## Given instruction
Below is a set of records; restate each one word for word.

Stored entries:
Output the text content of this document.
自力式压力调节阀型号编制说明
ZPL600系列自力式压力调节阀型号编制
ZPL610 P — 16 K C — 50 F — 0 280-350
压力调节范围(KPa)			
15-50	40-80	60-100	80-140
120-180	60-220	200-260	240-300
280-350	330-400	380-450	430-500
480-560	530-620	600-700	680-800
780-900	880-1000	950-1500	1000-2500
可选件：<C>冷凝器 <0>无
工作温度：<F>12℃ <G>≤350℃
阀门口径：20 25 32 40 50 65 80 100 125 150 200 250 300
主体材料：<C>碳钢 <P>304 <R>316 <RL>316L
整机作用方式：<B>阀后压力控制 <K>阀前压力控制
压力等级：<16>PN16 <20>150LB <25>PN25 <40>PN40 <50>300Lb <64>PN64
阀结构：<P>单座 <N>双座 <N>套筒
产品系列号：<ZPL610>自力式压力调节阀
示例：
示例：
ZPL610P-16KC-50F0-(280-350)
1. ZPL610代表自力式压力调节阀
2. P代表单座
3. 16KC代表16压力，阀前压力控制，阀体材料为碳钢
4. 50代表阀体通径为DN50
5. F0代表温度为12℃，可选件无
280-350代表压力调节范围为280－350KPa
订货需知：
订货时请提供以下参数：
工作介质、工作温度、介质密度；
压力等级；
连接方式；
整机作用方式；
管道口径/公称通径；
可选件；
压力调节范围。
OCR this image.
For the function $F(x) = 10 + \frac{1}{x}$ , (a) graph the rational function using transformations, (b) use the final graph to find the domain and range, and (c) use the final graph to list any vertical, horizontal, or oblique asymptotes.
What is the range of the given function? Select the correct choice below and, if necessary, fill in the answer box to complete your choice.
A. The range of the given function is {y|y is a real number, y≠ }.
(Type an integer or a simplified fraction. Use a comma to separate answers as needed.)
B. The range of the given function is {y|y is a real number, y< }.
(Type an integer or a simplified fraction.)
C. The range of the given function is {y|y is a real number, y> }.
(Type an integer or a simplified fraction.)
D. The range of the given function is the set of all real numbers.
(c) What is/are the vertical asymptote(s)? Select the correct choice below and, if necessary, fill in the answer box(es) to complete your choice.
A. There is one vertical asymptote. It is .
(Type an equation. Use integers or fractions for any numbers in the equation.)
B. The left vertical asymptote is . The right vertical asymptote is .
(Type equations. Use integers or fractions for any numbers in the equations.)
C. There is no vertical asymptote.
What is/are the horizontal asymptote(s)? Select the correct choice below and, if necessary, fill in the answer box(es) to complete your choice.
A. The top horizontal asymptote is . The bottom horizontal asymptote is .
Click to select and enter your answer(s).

## The result
Output the text content of this document.
自力式压力调节阀型号编制说明
ZPL600系列自力式压力调节阀型号编制
ZPL610 P — 16 K C — 50 F — 0 280-350
压力调节范围(KPa)			
15-50	40-80	60-100	80-140
120-180	60-220	200-260	240-300
280-350	330-400	380-450	430-500
480-560	530-620	600-700	680-800
780-900	880-1000	950-1500	1000-2500
可选件：<C>冷凝器 <0>无
工作温度：<F>12℃ <G>≤350℃
阀门口径：20 25 32 40 50 65 80 100 125 150 200 250 300
主体材料：<C>碳钢 <P>304 <R>316 <RL>316L
整机作用方式：<B>阀后压力控制 <K>阀前压力控制
压力等级：<16>PN16 <20>150LB <25>PN25 <40>PN40 <50>300Lb <64>PN64
阀结构：<P>单座 <N>双座 <N>套筒
产品系列号：<ZPL610>自力式压力调节阀
示例：
示例：
ZPL610P-16KC-50F0-(280-350)
1. ZPL610代表自力式压力调节阀
2. P代表单座
3. 16KC代表16压力，阀前压力控制，阀体材料为碳钢
4. 50代表阀体通径为DN50
5. F0代表温度为12℃，可选件无
280-350代表压力调节范围为280－350KPa
订货需知：
订货时请提供以下参数：
工作介质、工作温度、介质密度；
压力等级；
连接方式；
整机作用方式；
管道口径/公称通径；
可选件；
压力调节范围。
OCR this image.
For the function $F(x) = 10 + \frac{1}{x}$ , (a) graph the rational function using transformations, (b) use the final graph to find the domain and range, and (c) use the final graph to list any vertical, horizontal, or oblique asymptotes.
What is the range of the given function? Select the correct choice below and, if necessary, fill in the answer box to complete your choice.
A. The range of the given function is {y|y is a real number, y≠ }.
(Type an integer or a simplified fraction. Use a comma to separate answers as needed.)
B. The range of the given function is {y|y is a real number, y< }.
(Type an integer or a simplified fraction.)
C. The range of the given function is {y|y is a real number, y> }.
(Type an integer or a simplified fraction.)
D. The range of the given function is the set of all real numbers.
(c) What is/are the vertical asymptote(s)? Select the correct choice below and, if necessary, fill in the answer box(es) to complete your choice.
A. There is one vertical asymptote. It is .
(Type an equation. Use integers or fractions for any numbers in the equation.)
B. The left vertical asymptote is . The right vertical asymptote is .
(Type equations. Use integers or fractions for any numbers in the equations.)
C. There is no vertical asymptote.
What is/are the horizontal asymptote(s)? Select the correct choice below and, if necessary, fill in the answer box(es) to complete your choice.
A. The top horizontal asymptote is . The bottom horizontal asymptote is .
Click to select and enter your answer(s).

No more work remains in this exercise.